* _Document extract_
□ □ □ □
During April, the Rivers managed portfolios were rebalanced to the most defensive position possible for each risk rating. This was done as many equity indices were setting alltime highs, Central Banks were continuing with unprecedented monetary stimulus and governmental fiscal spending was pushing national deficits to record levels. There is cause and effect here. For valuations to be sustained at current levels, or rise further, investors must believe that monetary stimulus and fiscal support will be sustained and that economic growth accelerates rapidly. We think that the likelihood of these three conditions being sustained is not only improbable but impossible.
In the simplest terms, economic growth will negate the need for fiscal support and accelerate the need for monetary constraint. The reason for the former is the growing government deficits, the reason for the latter is inflation. Inflation, dampened by globalisation and fiscal austerity is now the biggest risk for investors today. In this update we look at why the already obvious signs of inflation are not transitory, as many Central Banks suggest, and why the pressures it will impose on monetary conditions cannot, sensibly, be ignored for very long.
□ □ □ □
* _Provided material_
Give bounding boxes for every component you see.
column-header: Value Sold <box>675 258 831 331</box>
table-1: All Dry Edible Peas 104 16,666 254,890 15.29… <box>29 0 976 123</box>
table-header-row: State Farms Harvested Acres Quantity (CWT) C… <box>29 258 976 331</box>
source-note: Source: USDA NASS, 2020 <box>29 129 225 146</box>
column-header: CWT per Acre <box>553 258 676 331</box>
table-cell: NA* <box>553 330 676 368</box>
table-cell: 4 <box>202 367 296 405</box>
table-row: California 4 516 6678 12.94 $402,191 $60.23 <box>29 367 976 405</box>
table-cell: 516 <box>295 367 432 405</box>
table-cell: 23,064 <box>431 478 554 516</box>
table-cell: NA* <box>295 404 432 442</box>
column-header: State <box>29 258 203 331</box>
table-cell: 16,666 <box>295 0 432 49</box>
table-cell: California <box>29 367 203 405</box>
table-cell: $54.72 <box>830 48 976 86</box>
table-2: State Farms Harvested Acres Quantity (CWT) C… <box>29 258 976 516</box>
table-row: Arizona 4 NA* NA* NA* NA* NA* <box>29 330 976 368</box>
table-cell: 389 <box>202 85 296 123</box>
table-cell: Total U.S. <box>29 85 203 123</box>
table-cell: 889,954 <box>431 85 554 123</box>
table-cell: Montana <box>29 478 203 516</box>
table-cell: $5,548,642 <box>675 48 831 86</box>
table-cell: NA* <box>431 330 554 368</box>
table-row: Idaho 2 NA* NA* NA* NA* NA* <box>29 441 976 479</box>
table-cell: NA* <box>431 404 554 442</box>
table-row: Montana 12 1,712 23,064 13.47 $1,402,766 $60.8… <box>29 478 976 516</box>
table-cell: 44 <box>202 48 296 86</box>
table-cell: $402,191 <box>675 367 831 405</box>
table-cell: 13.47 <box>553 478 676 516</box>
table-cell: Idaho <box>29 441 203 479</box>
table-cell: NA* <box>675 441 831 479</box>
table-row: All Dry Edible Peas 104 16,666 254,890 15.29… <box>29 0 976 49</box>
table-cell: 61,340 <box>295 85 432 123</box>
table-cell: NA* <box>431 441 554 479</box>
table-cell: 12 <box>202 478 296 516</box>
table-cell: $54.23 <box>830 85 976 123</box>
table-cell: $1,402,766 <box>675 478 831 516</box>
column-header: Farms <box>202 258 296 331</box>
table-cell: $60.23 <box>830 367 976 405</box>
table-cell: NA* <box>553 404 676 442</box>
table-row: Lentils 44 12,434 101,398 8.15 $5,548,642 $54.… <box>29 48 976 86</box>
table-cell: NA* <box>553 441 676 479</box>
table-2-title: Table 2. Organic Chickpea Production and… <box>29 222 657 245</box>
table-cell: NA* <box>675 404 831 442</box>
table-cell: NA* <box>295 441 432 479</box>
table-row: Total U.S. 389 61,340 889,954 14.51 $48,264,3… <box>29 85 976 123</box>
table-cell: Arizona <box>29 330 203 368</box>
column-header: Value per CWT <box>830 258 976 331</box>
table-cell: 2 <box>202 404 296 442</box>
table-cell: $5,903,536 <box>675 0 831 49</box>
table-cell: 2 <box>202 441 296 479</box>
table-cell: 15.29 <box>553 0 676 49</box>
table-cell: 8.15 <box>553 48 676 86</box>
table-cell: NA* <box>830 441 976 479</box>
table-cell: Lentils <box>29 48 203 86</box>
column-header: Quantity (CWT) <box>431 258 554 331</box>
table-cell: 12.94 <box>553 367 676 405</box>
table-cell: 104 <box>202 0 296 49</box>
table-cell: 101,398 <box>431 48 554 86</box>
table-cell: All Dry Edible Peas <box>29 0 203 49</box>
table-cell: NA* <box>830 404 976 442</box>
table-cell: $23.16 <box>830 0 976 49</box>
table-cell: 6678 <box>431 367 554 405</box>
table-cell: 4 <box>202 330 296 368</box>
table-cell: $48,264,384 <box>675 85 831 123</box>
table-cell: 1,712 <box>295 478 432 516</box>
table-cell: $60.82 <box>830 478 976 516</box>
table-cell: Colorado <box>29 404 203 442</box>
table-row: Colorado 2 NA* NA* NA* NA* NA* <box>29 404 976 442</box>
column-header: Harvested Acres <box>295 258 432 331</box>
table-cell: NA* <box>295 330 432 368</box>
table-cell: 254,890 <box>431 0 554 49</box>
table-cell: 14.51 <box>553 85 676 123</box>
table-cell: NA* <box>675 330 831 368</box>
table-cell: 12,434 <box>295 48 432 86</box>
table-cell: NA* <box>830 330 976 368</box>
□ □ □ □
* _Questions on the material_
• a. Please print the part of the portfolio update starting with "In the simplest" and going on through "for very long.".
• b. According to the portfolio update, what position were the Rivers managed portfolios rebalanced to during April?
The material here stands apart from the portfolio update.

* _Completed exercise_
• a.
In the simplest terms, economic growth will negate the need for fiscal support and accelerate the need for monetary constraint. The reason for the former is the growing government deficits, the reason for the latter is inflation. Inflation, dampened by globalisation and fiscal austerity is now the biggest risk for investors today. In this update we look at why the already obvious signs of inflation are not transitory, as many Central Banks suggest, and why the pressures it will impose on monetary conditions cannot, sensibly, be ignored for very long.

• b. The most defensive position possible for each risk rating.